— Request —
Copy the lines holding the word "woman", all of them.

(Data records)

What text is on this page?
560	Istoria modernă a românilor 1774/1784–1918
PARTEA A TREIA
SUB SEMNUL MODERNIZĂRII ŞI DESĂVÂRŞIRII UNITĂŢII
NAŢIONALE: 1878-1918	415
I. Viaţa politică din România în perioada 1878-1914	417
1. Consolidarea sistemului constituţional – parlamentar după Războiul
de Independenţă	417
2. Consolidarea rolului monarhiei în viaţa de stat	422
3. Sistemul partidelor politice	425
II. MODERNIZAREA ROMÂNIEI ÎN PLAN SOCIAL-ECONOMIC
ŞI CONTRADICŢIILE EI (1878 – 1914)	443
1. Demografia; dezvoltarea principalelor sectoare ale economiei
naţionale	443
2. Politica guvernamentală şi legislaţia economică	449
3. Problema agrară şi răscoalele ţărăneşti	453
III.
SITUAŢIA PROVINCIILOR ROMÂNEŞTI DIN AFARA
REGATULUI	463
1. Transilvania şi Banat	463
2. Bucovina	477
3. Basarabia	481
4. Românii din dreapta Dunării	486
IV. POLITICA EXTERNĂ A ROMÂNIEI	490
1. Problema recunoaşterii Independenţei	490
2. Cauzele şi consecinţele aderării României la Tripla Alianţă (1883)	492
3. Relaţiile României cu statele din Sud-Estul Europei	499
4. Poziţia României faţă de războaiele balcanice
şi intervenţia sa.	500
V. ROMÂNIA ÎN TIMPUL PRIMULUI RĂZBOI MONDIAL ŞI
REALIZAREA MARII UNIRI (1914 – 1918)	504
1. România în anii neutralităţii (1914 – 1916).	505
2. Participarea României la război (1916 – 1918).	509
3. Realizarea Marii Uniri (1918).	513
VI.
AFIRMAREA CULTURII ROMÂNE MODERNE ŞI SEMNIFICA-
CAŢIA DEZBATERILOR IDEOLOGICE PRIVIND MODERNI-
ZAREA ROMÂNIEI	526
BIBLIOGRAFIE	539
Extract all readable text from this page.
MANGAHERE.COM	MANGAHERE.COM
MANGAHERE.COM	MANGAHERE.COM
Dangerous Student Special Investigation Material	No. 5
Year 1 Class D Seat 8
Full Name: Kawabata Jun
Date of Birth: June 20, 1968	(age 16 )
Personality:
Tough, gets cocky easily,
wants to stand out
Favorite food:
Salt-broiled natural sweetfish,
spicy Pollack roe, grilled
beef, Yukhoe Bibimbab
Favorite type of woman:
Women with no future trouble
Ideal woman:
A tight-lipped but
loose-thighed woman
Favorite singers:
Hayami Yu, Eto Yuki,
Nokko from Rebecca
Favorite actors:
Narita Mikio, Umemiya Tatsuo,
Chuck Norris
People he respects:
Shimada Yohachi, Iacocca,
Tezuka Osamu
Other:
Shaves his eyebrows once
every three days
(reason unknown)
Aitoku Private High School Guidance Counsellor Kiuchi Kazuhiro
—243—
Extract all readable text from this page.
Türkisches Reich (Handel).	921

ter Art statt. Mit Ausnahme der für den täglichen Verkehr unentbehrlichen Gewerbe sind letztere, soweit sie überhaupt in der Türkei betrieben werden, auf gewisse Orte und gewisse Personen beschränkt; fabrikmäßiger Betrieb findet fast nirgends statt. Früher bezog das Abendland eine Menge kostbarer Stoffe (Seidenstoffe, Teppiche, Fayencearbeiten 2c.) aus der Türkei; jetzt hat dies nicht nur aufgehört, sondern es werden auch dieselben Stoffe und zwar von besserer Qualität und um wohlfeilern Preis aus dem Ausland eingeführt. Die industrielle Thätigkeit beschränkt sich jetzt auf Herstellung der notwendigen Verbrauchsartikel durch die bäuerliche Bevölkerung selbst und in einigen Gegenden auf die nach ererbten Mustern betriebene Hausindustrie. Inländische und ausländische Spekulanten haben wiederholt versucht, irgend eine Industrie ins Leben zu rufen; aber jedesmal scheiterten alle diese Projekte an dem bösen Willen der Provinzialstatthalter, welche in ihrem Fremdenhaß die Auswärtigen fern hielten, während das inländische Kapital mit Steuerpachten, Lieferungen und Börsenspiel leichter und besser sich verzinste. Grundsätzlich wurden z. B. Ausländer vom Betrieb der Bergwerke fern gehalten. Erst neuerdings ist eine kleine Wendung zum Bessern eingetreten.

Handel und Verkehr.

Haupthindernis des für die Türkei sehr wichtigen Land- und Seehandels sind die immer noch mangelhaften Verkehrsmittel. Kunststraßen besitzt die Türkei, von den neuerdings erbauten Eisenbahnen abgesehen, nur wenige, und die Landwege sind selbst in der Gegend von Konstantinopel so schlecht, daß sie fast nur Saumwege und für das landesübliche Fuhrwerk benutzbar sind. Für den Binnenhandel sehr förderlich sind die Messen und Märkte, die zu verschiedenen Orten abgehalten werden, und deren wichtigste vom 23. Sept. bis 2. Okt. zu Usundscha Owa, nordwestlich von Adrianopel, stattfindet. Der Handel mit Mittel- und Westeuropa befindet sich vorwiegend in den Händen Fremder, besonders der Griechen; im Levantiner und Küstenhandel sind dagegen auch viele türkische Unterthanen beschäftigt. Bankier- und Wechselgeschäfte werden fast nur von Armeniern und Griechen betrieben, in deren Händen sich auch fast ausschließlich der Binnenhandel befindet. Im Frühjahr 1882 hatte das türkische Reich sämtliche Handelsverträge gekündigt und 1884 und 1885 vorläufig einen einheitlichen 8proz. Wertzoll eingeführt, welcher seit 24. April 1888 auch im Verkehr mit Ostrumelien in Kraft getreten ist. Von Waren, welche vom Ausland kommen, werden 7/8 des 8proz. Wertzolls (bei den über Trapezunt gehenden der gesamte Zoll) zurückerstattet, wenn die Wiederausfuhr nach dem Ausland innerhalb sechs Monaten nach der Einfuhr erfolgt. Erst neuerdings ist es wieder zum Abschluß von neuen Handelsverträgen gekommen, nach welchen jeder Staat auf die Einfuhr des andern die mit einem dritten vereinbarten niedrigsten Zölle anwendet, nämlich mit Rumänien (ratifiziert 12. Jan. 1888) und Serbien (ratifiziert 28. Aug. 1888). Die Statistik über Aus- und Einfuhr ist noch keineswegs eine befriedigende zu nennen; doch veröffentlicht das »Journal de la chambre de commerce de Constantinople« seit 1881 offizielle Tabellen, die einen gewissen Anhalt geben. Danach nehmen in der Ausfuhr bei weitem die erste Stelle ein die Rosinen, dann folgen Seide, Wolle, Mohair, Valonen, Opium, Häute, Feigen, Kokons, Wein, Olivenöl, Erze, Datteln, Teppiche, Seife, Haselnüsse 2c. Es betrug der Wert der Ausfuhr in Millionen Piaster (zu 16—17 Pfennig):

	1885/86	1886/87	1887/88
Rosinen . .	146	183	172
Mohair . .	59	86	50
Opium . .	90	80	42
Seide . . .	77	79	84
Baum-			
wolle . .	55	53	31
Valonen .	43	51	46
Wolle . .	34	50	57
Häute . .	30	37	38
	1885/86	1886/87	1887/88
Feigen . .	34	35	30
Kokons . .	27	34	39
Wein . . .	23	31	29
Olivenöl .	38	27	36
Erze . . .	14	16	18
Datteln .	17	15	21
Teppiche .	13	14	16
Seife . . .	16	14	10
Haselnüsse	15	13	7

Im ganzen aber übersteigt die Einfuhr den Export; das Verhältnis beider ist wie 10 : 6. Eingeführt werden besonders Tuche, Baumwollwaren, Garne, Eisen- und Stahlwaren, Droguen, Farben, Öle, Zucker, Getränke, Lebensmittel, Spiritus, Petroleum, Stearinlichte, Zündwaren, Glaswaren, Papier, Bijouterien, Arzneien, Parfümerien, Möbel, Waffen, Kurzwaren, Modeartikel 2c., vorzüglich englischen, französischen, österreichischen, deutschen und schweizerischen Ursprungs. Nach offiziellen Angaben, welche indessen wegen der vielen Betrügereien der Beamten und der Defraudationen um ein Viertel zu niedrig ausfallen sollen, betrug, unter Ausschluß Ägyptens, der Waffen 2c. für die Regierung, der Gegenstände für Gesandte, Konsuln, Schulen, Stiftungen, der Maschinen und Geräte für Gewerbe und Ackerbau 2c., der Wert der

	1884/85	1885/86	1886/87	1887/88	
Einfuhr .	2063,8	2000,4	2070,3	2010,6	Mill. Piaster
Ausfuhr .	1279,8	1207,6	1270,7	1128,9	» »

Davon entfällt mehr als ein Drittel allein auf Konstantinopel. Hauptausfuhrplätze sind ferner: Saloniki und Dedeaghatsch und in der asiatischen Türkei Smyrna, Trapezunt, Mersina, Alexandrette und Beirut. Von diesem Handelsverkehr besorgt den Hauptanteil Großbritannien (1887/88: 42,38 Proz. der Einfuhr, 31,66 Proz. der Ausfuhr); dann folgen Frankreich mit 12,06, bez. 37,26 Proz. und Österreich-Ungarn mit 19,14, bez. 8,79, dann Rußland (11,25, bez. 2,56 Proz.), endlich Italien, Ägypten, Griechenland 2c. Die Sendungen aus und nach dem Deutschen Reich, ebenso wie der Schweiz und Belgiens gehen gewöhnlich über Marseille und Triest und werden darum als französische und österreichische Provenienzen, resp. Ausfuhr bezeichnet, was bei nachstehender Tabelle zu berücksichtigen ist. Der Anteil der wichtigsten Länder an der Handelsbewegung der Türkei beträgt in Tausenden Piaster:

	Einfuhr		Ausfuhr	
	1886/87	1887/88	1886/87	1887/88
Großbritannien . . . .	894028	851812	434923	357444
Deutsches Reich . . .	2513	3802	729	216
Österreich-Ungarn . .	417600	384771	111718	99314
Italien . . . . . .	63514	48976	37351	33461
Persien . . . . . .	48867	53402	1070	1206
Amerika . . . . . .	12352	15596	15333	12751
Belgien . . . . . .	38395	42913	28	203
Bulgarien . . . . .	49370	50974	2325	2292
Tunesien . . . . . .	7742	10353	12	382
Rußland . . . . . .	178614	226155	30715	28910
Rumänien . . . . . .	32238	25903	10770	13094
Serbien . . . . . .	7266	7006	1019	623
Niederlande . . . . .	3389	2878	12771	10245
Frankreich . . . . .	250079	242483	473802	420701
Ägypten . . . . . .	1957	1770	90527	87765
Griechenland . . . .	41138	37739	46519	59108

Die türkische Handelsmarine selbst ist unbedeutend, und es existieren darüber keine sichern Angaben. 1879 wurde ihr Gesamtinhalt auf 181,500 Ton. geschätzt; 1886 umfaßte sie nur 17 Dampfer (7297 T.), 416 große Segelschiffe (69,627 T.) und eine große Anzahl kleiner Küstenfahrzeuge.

— Answer to the task —
Favorite type of woman:
Ideal woman:
loose-thighed woman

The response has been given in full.